Source records
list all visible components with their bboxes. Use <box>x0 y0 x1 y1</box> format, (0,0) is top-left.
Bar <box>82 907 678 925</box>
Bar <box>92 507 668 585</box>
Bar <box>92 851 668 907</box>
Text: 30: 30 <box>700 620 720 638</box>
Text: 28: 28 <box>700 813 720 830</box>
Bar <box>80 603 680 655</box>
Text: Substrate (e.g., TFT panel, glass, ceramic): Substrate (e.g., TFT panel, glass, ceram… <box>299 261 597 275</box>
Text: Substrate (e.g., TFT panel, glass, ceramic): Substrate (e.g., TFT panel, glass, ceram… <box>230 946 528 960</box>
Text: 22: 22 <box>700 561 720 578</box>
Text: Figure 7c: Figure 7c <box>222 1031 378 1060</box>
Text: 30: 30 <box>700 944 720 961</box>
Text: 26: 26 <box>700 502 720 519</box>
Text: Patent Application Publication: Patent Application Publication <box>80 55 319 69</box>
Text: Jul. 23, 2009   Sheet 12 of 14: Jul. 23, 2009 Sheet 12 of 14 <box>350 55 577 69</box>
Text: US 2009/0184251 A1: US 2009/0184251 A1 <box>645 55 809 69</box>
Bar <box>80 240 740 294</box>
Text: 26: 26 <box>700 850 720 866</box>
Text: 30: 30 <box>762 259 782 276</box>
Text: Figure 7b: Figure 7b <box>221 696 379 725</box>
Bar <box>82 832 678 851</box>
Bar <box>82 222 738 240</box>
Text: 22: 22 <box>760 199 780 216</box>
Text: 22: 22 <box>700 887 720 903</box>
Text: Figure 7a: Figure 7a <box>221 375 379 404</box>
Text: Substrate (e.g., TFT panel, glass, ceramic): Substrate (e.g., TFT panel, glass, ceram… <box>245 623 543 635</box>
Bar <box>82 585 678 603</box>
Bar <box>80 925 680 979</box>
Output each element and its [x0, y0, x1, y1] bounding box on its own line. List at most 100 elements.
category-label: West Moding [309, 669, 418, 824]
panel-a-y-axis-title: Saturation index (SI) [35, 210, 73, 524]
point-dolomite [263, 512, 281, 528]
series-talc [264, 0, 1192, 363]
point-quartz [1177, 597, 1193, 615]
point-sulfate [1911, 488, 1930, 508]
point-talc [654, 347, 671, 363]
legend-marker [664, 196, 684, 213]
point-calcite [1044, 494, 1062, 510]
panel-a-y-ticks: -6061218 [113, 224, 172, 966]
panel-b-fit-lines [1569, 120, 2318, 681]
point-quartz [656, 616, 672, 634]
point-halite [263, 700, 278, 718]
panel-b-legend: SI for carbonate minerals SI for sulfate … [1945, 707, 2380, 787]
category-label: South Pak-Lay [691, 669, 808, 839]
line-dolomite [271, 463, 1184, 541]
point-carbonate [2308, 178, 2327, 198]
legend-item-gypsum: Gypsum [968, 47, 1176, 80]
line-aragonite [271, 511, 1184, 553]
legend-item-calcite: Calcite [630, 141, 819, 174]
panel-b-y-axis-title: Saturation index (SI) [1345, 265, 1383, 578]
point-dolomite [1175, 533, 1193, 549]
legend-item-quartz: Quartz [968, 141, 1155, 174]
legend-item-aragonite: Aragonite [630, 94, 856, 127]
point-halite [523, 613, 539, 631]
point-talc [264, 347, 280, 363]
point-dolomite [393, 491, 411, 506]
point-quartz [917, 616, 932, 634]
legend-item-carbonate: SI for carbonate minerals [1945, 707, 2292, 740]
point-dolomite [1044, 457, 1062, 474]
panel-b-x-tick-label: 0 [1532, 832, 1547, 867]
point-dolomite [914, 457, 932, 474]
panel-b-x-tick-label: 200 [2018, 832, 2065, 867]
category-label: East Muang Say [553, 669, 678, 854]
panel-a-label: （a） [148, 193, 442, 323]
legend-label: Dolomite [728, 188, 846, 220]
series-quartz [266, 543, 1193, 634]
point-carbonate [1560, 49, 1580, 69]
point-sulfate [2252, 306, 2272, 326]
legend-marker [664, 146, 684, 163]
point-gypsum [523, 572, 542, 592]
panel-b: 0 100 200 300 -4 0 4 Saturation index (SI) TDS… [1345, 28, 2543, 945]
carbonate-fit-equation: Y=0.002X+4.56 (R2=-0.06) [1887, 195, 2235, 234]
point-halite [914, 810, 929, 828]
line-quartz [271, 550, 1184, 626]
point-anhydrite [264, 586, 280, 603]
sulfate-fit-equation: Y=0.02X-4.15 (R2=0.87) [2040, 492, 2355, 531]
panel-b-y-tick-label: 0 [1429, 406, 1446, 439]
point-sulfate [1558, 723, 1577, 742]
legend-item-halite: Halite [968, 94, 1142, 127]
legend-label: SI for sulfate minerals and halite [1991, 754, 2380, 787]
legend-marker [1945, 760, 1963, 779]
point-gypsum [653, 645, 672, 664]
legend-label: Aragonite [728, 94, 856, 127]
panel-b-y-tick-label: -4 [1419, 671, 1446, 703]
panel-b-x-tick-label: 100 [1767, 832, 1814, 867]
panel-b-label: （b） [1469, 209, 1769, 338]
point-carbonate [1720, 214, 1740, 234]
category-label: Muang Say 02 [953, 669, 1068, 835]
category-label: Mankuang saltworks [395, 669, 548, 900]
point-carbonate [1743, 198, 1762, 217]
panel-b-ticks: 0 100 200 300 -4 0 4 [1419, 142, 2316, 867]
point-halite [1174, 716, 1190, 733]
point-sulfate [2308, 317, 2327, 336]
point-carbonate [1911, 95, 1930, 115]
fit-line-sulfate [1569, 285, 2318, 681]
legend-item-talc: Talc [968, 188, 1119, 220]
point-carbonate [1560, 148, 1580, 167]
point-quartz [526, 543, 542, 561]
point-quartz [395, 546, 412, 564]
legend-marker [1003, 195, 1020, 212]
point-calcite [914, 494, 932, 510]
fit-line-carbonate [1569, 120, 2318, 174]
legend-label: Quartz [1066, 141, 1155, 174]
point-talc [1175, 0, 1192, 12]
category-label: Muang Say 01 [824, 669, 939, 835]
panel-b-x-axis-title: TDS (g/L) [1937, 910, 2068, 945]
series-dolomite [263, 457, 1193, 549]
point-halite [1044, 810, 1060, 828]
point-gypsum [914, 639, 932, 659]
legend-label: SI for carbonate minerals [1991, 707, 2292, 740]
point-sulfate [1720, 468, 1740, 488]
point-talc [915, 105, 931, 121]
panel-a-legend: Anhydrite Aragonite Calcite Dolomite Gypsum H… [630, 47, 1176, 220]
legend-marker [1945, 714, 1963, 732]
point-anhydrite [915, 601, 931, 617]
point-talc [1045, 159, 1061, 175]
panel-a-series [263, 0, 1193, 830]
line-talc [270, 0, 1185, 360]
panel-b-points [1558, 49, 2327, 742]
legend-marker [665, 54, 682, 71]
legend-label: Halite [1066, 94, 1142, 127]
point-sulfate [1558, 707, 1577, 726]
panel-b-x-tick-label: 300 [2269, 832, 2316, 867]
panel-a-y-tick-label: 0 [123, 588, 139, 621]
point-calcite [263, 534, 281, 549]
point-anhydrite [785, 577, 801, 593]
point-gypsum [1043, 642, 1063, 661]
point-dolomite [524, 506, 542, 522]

Task directions
Pick out every line in the data above that contains the string "talc", and copy each one in full.

Answer to the exercise
series-talc [264, 0, 1192, 363]
point-talc [654, 347, 671, 363]
point-talc [264, 347, 280, 363]
legend-item-talc: Talc [968, 188, 1119, 220]
point-talc [1175, 0, 1192, 12]
point-talc [915, 105, 931, 121]
point-talc [1045, 159, 1061, 175]
line-talc [270, 0, 1185, 360]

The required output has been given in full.